Problem details
Select the lines that hold the word "States" and copy each one.

=== Material ===

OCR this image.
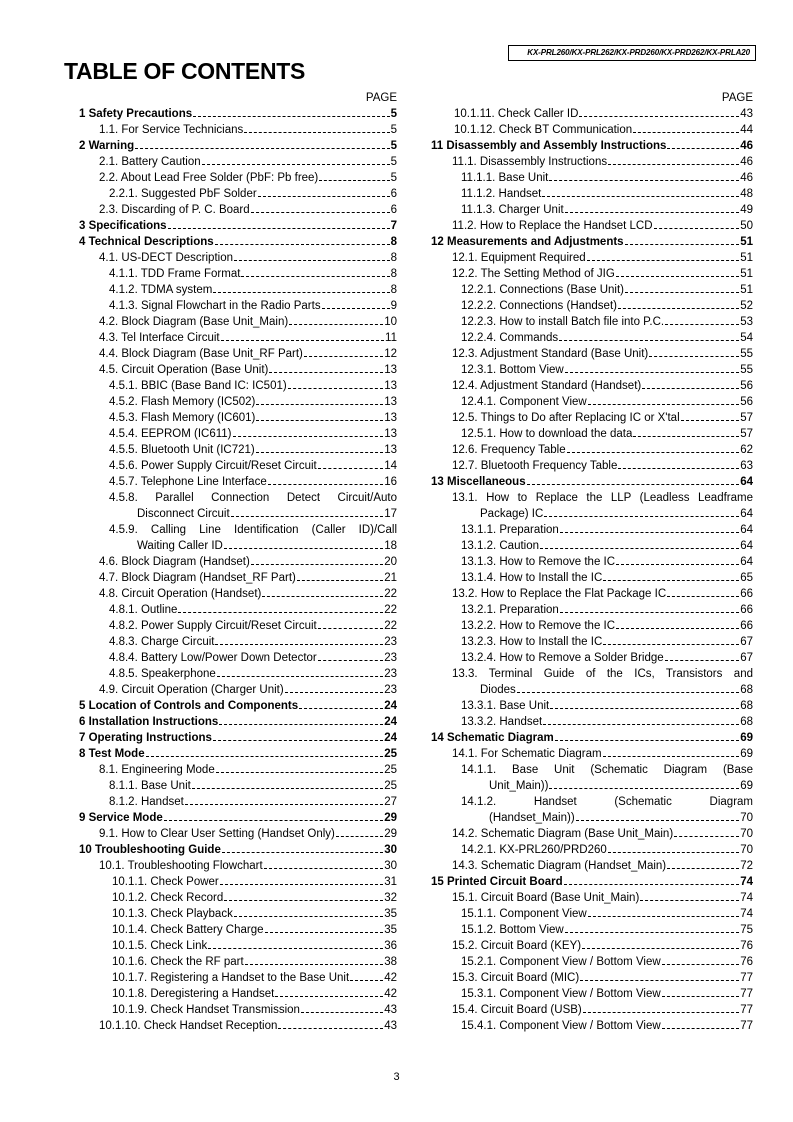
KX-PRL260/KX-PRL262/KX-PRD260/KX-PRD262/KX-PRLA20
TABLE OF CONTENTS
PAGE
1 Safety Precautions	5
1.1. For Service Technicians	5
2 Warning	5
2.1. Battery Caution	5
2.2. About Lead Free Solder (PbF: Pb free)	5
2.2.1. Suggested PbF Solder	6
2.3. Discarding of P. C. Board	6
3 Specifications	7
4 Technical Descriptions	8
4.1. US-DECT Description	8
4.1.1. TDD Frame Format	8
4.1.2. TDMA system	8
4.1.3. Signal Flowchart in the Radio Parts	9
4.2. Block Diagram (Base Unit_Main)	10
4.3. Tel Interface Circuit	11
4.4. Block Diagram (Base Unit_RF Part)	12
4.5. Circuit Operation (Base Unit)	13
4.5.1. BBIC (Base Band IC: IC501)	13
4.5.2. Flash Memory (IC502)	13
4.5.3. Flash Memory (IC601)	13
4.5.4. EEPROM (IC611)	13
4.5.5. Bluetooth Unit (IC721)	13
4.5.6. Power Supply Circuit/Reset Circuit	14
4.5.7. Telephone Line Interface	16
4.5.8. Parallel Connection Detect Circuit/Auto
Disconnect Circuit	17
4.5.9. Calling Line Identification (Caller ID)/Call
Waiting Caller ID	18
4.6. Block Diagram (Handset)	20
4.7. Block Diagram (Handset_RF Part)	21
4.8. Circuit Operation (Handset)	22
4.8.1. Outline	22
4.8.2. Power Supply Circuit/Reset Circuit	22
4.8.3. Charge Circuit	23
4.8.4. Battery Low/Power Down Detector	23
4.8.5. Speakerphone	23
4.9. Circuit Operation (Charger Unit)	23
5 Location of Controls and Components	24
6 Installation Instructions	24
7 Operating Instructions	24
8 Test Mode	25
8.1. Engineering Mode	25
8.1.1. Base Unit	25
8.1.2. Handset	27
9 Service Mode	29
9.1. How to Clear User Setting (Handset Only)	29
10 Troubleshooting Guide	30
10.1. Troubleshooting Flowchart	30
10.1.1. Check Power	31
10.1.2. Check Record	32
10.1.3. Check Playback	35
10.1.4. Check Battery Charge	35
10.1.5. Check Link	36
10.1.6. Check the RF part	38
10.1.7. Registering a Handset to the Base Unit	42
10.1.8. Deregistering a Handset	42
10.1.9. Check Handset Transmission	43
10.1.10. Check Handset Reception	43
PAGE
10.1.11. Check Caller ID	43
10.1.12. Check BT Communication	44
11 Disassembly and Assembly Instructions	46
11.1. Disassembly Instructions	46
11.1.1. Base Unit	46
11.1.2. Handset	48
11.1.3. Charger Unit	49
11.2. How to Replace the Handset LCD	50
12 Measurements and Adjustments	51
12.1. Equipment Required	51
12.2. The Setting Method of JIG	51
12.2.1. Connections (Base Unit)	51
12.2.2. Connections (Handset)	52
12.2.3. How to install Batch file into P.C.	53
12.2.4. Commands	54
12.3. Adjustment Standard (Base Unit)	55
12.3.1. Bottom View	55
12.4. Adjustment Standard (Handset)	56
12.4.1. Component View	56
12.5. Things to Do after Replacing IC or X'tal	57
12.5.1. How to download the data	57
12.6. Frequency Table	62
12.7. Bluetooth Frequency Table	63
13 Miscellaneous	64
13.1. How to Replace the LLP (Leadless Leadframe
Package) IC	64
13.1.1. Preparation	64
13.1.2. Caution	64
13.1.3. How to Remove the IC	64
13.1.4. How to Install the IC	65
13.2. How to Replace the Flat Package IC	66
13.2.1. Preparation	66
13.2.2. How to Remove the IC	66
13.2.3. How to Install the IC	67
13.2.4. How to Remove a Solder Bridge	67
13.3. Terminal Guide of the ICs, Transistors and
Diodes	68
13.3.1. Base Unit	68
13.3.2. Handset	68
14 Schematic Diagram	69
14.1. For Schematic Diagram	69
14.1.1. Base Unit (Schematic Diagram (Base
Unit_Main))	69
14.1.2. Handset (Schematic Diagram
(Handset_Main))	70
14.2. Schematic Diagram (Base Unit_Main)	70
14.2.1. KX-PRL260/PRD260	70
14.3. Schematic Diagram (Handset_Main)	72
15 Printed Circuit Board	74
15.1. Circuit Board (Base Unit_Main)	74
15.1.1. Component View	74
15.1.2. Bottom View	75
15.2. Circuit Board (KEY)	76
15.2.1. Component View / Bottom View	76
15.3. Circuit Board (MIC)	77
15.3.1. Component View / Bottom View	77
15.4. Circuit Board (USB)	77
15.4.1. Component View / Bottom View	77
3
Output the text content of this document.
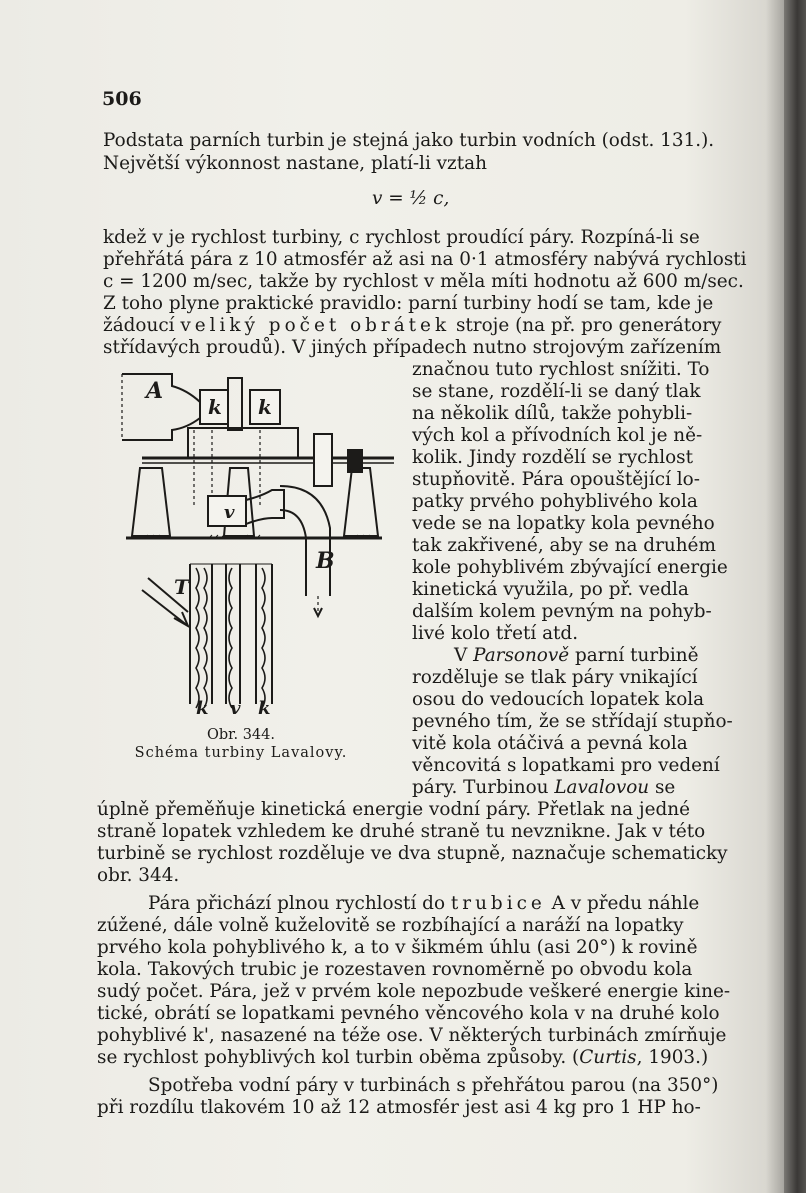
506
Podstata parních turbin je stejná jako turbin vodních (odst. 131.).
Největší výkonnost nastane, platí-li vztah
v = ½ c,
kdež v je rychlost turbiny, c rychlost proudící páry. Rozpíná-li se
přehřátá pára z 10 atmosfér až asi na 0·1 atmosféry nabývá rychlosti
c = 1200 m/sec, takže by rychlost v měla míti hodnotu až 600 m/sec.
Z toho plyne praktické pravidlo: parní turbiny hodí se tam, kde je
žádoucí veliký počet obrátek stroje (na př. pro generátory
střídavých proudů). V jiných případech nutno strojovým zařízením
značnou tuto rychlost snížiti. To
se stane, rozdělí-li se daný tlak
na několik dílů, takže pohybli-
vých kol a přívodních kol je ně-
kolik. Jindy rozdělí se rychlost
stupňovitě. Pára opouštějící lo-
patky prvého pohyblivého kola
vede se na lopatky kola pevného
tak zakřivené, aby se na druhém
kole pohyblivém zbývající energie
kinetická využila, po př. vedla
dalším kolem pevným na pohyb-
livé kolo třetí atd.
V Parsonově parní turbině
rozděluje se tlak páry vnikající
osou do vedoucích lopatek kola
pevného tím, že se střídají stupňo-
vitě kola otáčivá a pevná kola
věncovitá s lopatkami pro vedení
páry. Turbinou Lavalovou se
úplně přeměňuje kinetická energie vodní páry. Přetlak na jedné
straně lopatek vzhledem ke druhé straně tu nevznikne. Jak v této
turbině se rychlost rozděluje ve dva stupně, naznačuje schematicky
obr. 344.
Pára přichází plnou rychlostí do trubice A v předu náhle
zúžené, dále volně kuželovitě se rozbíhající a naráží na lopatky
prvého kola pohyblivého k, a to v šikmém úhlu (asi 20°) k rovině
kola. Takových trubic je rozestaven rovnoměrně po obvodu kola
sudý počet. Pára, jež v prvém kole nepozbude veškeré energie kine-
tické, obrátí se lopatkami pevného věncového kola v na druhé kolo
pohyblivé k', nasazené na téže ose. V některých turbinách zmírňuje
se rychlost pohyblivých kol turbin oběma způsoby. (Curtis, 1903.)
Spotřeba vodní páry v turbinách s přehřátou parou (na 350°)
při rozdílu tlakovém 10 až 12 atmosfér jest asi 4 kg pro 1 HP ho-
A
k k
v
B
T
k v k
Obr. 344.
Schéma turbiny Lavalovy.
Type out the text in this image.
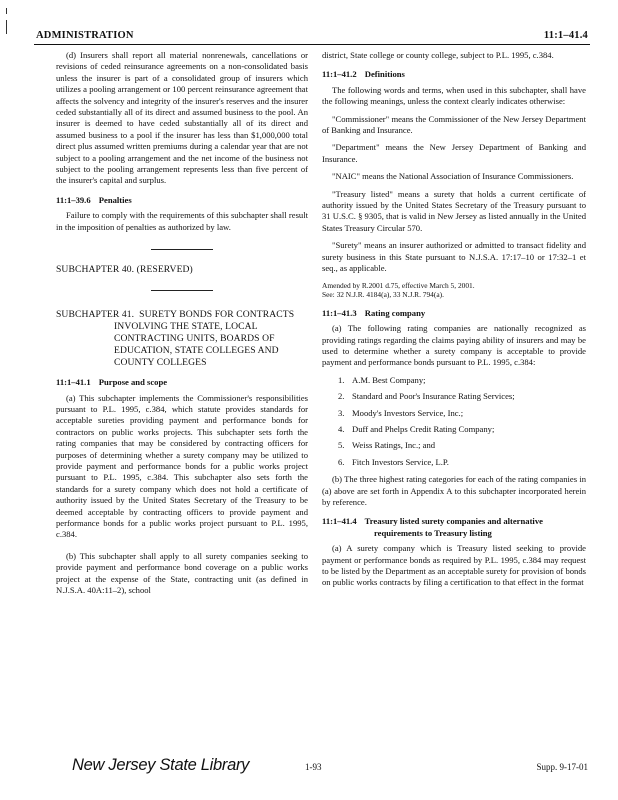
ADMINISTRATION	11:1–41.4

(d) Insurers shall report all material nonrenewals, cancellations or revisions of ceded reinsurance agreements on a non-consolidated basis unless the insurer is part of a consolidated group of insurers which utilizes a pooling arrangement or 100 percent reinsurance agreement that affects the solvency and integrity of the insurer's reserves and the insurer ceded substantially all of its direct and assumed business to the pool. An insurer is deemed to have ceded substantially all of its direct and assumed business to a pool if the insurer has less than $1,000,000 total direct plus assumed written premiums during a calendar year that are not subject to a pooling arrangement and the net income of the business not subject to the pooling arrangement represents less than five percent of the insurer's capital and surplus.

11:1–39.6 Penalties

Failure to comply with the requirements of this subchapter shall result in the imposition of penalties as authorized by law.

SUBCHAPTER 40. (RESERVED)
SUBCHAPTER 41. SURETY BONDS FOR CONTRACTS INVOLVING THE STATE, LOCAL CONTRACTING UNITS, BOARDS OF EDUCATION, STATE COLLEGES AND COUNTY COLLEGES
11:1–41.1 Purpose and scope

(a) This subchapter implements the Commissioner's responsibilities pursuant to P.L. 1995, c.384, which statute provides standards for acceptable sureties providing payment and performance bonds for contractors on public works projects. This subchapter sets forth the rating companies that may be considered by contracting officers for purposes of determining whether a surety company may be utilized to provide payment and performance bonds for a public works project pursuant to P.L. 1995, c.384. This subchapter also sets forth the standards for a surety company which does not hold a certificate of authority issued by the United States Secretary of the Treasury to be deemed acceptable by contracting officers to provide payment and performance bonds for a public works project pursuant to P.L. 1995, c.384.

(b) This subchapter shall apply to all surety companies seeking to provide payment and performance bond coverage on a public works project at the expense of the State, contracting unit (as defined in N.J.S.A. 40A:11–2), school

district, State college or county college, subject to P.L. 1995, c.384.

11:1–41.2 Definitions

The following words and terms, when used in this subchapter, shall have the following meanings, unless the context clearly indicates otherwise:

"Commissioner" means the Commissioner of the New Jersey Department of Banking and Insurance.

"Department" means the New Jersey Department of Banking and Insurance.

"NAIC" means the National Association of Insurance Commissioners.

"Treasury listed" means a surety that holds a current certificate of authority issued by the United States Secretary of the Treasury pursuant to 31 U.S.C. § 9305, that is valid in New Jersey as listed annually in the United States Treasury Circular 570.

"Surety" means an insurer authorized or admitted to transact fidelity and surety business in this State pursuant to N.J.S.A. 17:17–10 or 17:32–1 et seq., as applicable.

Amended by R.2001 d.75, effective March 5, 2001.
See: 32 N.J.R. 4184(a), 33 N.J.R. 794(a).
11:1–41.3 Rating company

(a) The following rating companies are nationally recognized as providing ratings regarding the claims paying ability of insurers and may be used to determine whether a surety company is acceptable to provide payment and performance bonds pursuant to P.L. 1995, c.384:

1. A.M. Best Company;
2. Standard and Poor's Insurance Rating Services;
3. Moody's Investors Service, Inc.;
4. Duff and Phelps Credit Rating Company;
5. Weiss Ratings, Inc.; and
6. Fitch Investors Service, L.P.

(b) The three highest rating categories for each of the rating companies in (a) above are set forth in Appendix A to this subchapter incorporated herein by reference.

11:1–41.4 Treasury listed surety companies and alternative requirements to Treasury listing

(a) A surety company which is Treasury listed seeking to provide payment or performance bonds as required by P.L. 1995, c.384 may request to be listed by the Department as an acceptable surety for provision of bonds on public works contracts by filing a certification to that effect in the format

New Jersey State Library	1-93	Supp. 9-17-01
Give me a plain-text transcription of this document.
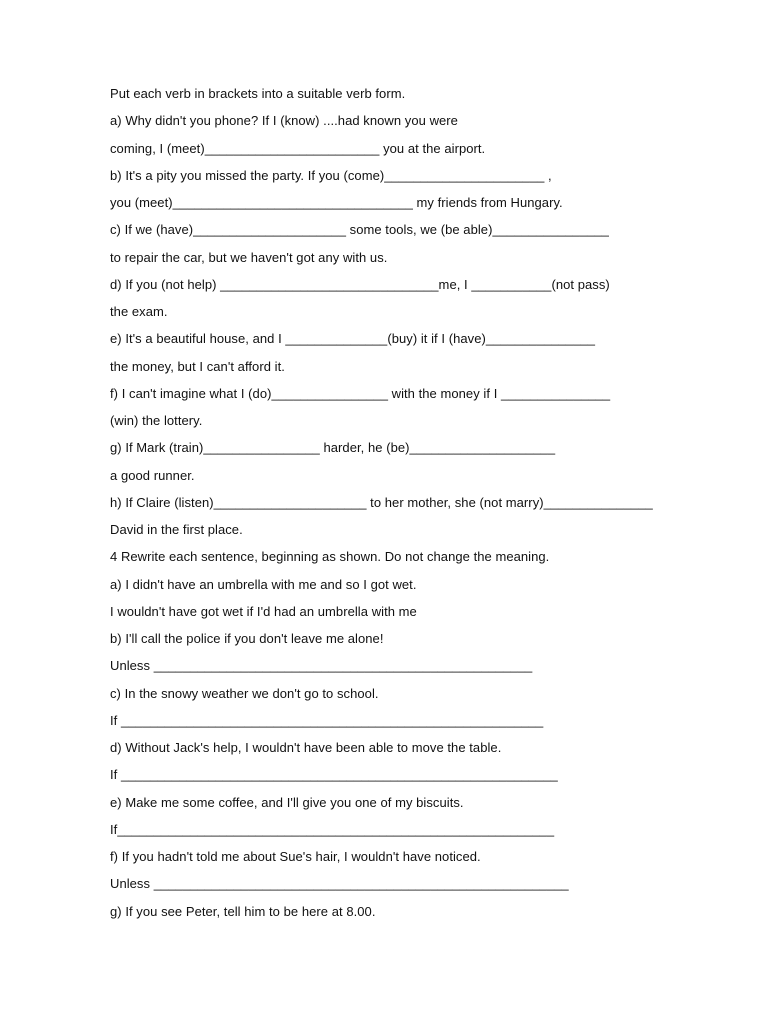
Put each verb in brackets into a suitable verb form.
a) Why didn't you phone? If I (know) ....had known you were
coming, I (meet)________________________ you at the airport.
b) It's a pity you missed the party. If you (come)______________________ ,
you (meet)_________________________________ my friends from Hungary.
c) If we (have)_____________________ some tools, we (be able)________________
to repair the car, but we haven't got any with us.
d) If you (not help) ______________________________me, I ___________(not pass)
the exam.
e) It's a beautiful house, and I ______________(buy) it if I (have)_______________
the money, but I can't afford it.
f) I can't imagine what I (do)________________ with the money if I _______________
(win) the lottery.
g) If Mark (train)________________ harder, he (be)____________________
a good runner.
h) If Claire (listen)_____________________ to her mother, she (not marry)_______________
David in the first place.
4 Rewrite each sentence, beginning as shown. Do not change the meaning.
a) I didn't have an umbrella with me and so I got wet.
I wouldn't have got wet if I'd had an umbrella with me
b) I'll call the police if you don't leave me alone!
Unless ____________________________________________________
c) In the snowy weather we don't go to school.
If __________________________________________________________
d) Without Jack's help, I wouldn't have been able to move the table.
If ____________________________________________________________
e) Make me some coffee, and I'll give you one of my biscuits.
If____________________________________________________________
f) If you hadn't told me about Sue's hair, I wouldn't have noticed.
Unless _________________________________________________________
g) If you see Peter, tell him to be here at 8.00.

===

Exercise solution
(a) This subchapter implements the Commissioner's responsibilities pursuant to P.L. 1995, c.384, which statute provides standards for acceptable sureties providing payment and performance bonds for contractors on public works projects. This subchapter sets forth the rating companies that may be considered by contracting officers for purposes of determining whether a surety company may be utilized to provide payment and performance bonds for a public works project pursuant to P.L. 1995, c.384. This subchapter also sets forth the standards for a surety company which does not hold a certificate of authority issued by the United States Secretary of the Treasury to be deemed acceptable by contracting officers to provide payment and performance bonds for a public works project pursuant to P.L. 1995, c.384.
"Treasury listed" means a surety that holds a current certificate of authority issued by the United States Secretary of the Treasury pursuant to 31 U.S.C. § 9305, that is valid in New Jersey as listed annually in the United States Treasury Circular 570.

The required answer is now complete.